- [Stated task]:
Report back each line of the records that contains the string "down".

━━━━━ Material for this task ━━━━━

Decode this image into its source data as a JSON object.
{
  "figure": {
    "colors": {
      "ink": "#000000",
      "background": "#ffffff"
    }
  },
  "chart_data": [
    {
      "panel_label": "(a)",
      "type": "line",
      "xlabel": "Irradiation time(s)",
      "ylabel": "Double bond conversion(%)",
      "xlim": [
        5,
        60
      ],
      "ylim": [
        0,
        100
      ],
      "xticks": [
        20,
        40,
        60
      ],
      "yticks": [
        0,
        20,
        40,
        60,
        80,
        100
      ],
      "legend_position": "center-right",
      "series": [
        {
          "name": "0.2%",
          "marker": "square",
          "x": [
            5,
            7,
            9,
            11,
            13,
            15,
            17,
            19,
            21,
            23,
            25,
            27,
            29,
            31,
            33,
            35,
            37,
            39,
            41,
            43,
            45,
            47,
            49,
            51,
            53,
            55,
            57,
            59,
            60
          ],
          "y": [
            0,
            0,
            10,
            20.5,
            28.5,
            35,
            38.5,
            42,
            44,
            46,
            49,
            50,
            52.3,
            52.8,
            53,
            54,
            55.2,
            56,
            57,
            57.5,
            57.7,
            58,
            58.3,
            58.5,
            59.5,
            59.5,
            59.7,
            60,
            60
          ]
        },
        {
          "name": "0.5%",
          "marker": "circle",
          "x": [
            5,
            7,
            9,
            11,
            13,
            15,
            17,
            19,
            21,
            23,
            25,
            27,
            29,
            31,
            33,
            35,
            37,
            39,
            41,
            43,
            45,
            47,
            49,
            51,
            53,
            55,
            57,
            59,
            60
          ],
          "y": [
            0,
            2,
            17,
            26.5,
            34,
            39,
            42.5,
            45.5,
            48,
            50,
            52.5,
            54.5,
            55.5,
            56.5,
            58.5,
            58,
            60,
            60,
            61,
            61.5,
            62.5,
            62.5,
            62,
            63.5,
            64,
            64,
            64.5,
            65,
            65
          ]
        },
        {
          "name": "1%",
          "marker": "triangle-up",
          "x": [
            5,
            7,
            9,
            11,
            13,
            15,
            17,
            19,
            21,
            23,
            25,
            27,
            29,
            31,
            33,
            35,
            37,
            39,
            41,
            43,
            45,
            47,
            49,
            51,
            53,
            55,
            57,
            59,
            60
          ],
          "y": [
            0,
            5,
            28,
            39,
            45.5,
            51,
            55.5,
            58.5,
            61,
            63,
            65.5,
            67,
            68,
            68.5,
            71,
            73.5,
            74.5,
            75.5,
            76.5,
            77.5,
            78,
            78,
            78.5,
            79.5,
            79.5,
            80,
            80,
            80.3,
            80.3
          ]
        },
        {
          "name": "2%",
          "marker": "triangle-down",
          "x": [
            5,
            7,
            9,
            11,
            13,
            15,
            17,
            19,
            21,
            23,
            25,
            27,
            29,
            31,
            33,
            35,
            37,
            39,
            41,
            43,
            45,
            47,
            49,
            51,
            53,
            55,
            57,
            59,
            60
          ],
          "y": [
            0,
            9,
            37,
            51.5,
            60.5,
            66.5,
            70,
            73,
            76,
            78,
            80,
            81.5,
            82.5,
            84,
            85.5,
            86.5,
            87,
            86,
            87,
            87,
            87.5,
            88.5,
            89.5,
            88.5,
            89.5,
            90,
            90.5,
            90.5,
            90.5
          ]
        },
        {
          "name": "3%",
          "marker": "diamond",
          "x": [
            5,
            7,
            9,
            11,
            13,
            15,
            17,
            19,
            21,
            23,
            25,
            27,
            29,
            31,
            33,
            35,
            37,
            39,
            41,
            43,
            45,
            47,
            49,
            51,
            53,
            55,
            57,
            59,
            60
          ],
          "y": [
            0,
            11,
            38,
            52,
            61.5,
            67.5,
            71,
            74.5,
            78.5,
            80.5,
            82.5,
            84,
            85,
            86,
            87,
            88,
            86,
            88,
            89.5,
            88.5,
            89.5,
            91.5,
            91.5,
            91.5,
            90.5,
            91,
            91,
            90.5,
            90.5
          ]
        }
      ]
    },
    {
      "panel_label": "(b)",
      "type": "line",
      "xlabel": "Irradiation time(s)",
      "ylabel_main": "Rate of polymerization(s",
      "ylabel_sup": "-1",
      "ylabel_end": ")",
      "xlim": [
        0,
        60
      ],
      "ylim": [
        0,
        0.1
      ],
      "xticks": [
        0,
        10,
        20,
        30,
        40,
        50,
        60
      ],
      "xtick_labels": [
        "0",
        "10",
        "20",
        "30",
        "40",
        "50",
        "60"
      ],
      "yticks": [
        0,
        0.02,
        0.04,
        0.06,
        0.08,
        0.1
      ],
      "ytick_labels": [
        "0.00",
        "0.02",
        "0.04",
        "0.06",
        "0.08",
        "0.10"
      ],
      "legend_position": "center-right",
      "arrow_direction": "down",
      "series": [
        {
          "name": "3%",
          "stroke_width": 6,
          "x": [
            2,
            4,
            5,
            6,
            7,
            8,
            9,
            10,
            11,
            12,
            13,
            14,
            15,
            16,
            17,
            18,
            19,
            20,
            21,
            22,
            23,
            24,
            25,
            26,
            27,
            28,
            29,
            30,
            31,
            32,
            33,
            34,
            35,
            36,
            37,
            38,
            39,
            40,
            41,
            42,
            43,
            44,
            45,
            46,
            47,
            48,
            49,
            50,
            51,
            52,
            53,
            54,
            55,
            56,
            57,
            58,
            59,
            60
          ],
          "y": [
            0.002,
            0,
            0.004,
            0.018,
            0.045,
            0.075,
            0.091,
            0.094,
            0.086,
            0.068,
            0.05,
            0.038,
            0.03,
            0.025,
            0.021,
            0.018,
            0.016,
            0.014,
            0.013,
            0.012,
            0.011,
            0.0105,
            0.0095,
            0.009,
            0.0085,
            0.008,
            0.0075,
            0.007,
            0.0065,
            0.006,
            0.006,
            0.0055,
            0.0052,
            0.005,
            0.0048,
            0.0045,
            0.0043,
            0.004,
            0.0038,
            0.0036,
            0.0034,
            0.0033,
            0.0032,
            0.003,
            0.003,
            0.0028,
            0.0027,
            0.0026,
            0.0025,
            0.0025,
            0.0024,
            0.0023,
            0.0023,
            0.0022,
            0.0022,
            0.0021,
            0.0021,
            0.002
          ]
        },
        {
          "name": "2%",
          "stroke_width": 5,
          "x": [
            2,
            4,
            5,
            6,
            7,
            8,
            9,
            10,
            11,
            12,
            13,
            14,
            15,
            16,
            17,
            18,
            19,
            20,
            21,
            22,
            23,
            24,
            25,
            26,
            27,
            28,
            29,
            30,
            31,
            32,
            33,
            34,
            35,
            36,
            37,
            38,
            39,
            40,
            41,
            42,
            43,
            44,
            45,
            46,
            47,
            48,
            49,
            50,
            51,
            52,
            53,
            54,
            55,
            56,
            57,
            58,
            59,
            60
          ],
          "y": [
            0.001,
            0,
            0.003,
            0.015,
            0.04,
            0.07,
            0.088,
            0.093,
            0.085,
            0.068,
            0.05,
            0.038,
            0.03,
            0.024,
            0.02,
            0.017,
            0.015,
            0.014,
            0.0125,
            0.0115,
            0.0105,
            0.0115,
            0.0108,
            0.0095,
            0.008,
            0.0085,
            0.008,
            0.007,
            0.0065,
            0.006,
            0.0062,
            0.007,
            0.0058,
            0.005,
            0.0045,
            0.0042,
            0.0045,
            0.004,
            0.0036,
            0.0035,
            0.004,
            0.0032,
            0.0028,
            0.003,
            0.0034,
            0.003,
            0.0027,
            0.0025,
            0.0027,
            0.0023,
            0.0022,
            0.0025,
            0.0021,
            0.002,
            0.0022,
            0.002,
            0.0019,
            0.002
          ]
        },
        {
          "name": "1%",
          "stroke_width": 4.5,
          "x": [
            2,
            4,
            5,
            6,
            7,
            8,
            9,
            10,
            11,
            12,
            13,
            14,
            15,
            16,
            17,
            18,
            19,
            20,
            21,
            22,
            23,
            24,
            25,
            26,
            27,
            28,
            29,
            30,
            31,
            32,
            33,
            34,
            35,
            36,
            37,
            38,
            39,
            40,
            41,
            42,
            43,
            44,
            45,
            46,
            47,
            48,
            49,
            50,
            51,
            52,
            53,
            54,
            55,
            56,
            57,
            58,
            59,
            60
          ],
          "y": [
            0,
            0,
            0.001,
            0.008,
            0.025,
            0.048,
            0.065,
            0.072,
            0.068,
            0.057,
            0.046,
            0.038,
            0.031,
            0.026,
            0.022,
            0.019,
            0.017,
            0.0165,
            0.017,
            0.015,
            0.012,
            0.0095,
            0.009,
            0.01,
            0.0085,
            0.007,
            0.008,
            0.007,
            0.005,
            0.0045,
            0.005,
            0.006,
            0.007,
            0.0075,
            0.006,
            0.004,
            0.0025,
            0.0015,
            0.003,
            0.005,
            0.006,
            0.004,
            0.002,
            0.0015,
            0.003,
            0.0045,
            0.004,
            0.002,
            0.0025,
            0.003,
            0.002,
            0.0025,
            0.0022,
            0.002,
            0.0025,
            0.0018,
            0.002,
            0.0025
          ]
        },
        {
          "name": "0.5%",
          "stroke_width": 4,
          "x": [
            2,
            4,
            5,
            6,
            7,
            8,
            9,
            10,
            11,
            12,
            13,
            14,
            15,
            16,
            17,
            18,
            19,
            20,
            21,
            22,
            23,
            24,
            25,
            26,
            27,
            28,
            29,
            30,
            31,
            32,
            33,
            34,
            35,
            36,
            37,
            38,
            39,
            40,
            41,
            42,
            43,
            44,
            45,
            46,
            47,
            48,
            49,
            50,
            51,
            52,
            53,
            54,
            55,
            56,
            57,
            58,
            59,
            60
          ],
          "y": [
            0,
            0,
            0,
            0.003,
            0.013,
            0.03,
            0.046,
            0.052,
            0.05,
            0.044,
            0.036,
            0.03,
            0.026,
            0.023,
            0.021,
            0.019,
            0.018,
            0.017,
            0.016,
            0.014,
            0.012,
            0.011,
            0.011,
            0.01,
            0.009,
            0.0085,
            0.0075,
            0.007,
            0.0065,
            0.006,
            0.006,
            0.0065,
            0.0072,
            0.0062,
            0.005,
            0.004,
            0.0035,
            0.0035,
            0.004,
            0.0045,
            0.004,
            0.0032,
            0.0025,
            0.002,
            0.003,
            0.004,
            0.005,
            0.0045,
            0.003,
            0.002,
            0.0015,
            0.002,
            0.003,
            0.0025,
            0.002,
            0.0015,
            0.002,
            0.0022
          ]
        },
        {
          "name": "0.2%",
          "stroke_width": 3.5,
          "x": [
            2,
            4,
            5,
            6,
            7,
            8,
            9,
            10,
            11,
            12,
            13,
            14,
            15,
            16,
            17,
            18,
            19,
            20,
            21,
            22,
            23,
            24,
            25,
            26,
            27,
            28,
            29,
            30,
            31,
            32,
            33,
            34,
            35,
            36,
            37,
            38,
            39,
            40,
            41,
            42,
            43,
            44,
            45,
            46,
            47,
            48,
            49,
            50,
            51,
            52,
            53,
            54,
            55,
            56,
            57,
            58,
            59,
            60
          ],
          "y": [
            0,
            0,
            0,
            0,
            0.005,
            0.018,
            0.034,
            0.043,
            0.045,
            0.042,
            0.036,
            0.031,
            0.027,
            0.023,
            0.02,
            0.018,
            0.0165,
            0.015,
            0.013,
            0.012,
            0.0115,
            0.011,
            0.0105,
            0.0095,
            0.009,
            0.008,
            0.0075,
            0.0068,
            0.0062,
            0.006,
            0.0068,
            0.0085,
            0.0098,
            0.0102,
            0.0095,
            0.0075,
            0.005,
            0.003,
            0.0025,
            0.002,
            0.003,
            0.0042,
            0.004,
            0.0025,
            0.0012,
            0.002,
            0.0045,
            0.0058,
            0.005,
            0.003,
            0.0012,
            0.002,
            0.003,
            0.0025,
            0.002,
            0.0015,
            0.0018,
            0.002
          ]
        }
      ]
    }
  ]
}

━━━━━

- [Full solution]:
          "marker": "triangle-down",
      "arrow_direction": "down",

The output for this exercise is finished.